Dans une évolution jugée particulièrement inquiétante, un rapport publié par un groupe d’experts rattaché au Conseil de sécurité des Nations unies a de nouveau attiré l’attention sur le danger grandissant que représentent les drones lorsqu’ils tombent entre les mains de groupes terroristes.
Selon ce document, on observe une coopération accrue entre les réseaux de “Daech” et ceux d’“Al-Qaïda” pour développer et exploiter cette technologie dans différents foyers de conflits à travers le monde.
Le rapport indique que les deux organisations continuent encore à s’appuyer essentiellement sur les armes légères et de petit calibre. Ces armes, souvent issues de trafics illicites ou de vols, circulent grâce à des réseaux criminels organisés qui facilitent leur acheminement.
Toutefois, le rapport révèle aussi une tendance préoccupante : les efforts concertés des deux groupes pour acquérir une expertise dans la fabrication et l’utilisation de drones, y compris de drones armés. Ces efforts passent par la mise en place de programmes de formation spécialisés et le recrutement de techniciens ou d’experts dans le domaine.
Du Yémen à l’Afrique de l’Ouest
Le rapport consacre un passage important au cas du Yémen, où “Al-Qaïda” a franchi un cap significatif. L’organisation est passée de l’utilisation de drones commerciaux facilement disponibles sur le marché à la conception de modèles plus sophistiqués, directement inspirés des drones employés par les Houthis.
Ce programme interne, décrit comme “avancé”, inclut notamment des drones équipés de mitrailleuses de calibre 12,7 mm. Ces engins ont déjà été déployés dans des attaques menées dans les gouvernorats d’Abyan et de Chabwa, ce qui confirme la montée en puissance de cette technologie dans les arsenaux terroristes.

_Travail demandé_
Traduisez en anglais cette phrase du texte sur les drones : « Le rapport indique que les deux organisations continuent encore à s’appuyer essentiellement sur les armes légères et de petit calibre. » Le listing ci-dessous est un matériau indépendant de ce texte.

_Listing fourni_
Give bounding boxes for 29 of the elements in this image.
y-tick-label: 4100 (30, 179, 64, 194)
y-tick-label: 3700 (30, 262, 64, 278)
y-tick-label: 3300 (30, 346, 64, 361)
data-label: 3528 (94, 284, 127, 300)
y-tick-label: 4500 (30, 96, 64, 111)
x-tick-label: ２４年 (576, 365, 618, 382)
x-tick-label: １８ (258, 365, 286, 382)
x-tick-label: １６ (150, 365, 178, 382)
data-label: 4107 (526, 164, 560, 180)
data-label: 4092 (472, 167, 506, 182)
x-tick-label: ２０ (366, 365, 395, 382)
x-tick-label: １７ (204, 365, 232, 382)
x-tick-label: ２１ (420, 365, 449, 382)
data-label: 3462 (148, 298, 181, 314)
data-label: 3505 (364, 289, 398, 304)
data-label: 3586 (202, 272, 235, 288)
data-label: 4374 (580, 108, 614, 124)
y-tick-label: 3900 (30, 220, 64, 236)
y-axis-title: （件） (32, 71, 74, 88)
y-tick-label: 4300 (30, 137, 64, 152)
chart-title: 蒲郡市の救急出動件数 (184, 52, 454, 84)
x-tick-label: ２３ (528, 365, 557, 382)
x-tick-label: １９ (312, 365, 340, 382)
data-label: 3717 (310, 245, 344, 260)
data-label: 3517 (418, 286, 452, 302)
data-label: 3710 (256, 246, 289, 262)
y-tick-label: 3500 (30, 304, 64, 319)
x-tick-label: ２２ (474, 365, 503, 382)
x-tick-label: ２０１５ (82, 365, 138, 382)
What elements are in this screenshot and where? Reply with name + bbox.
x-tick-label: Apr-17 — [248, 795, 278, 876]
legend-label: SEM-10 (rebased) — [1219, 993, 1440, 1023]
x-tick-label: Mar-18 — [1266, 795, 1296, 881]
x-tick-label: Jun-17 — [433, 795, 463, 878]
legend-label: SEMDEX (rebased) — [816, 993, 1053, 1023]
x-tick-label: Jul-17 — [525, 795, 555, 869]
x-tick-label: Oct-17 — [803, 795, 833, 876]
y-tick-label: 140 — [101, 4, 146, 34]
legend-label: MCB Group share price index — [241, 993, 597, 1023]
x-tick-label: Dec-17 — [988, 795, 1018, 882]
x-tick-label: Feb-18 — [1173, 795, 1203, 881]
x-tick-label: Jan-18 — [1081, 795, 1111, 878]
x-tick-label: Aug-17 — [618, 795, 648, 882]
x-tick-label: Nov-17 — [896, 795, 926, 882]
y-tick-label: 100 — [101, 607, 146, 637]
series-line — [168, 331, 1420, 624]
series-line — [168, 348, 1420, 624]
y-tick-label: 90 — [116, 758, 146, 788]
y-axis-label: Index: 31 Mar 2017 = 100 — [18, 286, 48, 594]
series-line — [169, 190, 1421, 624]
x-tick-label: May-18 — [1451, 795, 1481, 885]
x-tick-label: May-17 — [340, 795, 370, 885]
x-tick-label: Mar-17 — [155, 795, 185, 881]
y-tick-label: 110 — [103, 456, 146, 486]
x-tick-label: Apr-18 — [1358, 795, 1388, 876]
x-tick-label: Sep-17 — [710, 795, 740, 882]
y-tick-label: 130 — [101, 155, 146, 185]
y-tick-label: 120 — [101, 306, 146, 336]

_Réponse proposée_
The report indicates that the two organizations still continue to rely mainly on small arms and light weapons.